Data supplied.
start

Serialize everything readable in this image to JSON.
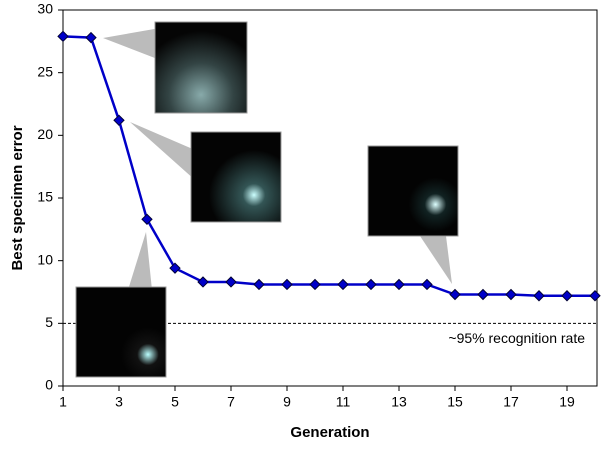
{
  "chart_data": {
    "type": "line",
    "x_label": "Generation",
    "y_label": "Best specimen error",
    "x": [
      1,
      2,
      3,
      4,
      5,
      6,
      7,
      8,
      9,
      10,
      11,
      12,
      13,
      14,
      15,
      16,
      17,
      18,
      19,
      20
    ],
    "series": [
      {
        "color": "#0000c8",
        "values": [
          27.9,
          27.8,
          21.2,
          13.3,
          9.4,
          8.3,
          8.3,
          8.1,
          8.1,
          8.1,
          8.1,
          8.1,
          8.1,
          8.1,
          7.3,
          7.3,
          7.3,
          7.2,
          7.2,
          7.2
        ]
      }
    ],
    "xlim": [
      1,
      20
    ],
    "xticks": [
      1,
      3,
      5,
      7,
      9,
      11,
      13,
      15,
      17,
      19
    ],
    "ylim": [
      0,
      30
    ],
    "yticks": [
      0,
      5,
      10,
      15,
      20,
      25,
      30
    ],
    "reference_line": {
      "value": 5,
      "label": "~95% recognition rate"
    }
  }
}
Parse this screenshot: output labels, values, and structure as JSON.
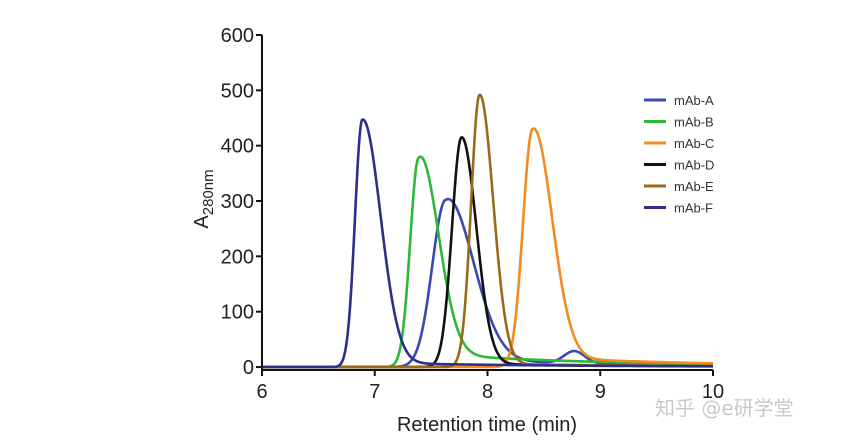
{
  "chart_data": {
    "type": "line",
    "title": "",
    "xlabel": "Retention time (min)",
    "ylabel_main": "A",
    "ylabel_sub": "280nm",
    "xlim": [
      6,
      10
    ],
    "ylim": [
      0,
      600
    ],
    "x_ticks": [
      "6",
      "7",
      "8",
      "9",
      "10"
    ],
    "y_ticks": [
      "0",
      "100",
      "200",
      "300",
      "400",
      "500",
      "600"
    ],
    "legend_position": "top-right",
    "series": [
      {
        "name": "mAb-A",
        "color": "#3a49b0",
        "peak_x": 7.63,
        "peak_y": 302,
        "sigma_left": 0.12,
        "sigma_right": 0.24,
        "tail": 14,
        "hump_x": 8.77,
        "hump_y": 22
      },
      {
        "name": "mAb-B",
        "color": "#2db83a",
        "peak_x": 7.39,
        "peak_y": 378,
        "sigma_left": 0.075,
        "sigma_right": 0.17,
        "tail": 25
      },
      {
        "name": "mAb-C",
        "color": "#f38b1f",
        "peak_x": 8.4,
        "peak_y": 430,
        "sigma_left": 0.085,
        "sigma_right": 0.17,
        "tail": 18
      },
      {
        "name": "mAb-D",
        "color": "#111111",
        "peak_x": 7.77,
        "peak_y": 415,
        "sigma_left": 0.085,
        "sigma_right": 0.13,
        "tail": 6
      },
      {
        "name": "mAb-E",
        "color": "#9a6a17",
        "peak_x": 7.93,
        "peak_y": 492,
        "sigma_left": 0.075,
        "sigma_right": 0.12,
        "tail": 6
      },
      {
        "name": "mAb-F",
        "color": "#2e2e8c",
        "peak_x": 6.89,
        "peak_y": 447,
        "sigma_left": 0.065,
        "sigma_right": 0.16,
        "tail": 8
      }
    ]
  },
  "watermark": "知乎 @e研学堂"
}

end

Task objective.
Write the records above out again exactly, with no pictures in your copy.

The response.
Serialize everything readable in this image to JSON.
{
  "chart_data": {
    "type": "line",
    "x_label": "Generation",
    "y_label": "Best specimen error",
    "x": [
      1,
      2,
      3,
      4,
      5,
      6,
      7,
      8,
      9,
      10,
      11,
      12,
      13,
      14,
      15,
      16,
      17,
      18,
      19,
      20
    ],
    "series": [
      {
        "color": "#0000c8",
        "values": [
          27.9,
          27.8,
          21.2,
          13.3,
          9.4,
          8.3,
          8.3,
          8.1,
          8.1,
          8.1,
          8.1,
          8.1,
          8.1,
          8.1,
          7.3,
          7.3,
          7.3,
          7.2,
          7.2,
          7.2
        ]
      }
    ],
    "xlim": [
      1,
      20
    ],
    "xticks": [
      1,
      3,
      5,
      7,
      9,
      11,
      13,
      15,
      17,
      19
    ],
    "ylim": [
      0,
      30
    ],
    "yticks": [
      0,
      5,
      10,
      15,
      20,
      25,
      30
    ],
    "reference_line": {
      "value": 5,
      "label": "~95% recognition rate"
    }
  }
}
Parse this screenshot: output labels, values, and structure as JSON.
{
  "chart_data": {
    "type": "line",
    "title": "",
    "xlabel": "Retention time (min)",
    "ylabel_main": "A",
    "ylabel_sub": "280nm",
    "xlim": [
      6,
      10
    ],
    "ylim": [
      0,
      600
    ],
    "x_ticks": [
      "6",
      "7",
      "8",
      "9",
      "10"
    ],
    "y_ticks": [
      "0",
      "100",
      "200",
      "300",
      "400",
      "500",
      "600"
    ],
    "legend_position": "top-right",
    "series": [
      {
        "name": "mAb-A",
        "color": "#3a49b0",
        "peak_x": 7.63,
        "peak_y": 302,
        "sigma_left": 0.12,
        "sigma_right": 0.24,
        "tail": 14,
        "hump_x": 8.77,
        "hump_y": 22
      },
      {
        "name": "mAb-B",
        "color": "#2db83a",
        "peak_x": 7.39,
        "peak_y": 378,
        "sigma_left": 0.075,
        "sigma_right": 0.17,
        "tail": 25
      },
      {
        "name": "mAb-C",
        "color": "#f38b1f",
        "peak_x": 8.4,
        "peak_y": 430,
        "sigma_left": 0.085,
        "sigma_right": 0.17,
        "tail": 18
      },
      {
        "name": "mAb-D",
        "color": "#111111",
        "peak_x": 7.77,
        "peak_y": 415,
        "sigma_left": 0.085,
        "sigma_right": 0.13,
        "tail": 6
      },
      {
        "name": "mAb-E",
        "color": "#9a6a17",
        "peak_x": 7.93,
        "peak_y": 492,
        "sigma_left": 0.075,
        "sigma_right": 0.12,
        "tail": 6
      },
      {
        "name": "mAb-F",
        "color": "#2e2e8c",
        "peak_x": 6.89,
        "peak_y": 447,
        "sigma_left": 0.065,
        "sigma_right": 0.16,
        "tail": 8
      }
    ]
  },
  "watermark": "知乎 @e研学堂"
}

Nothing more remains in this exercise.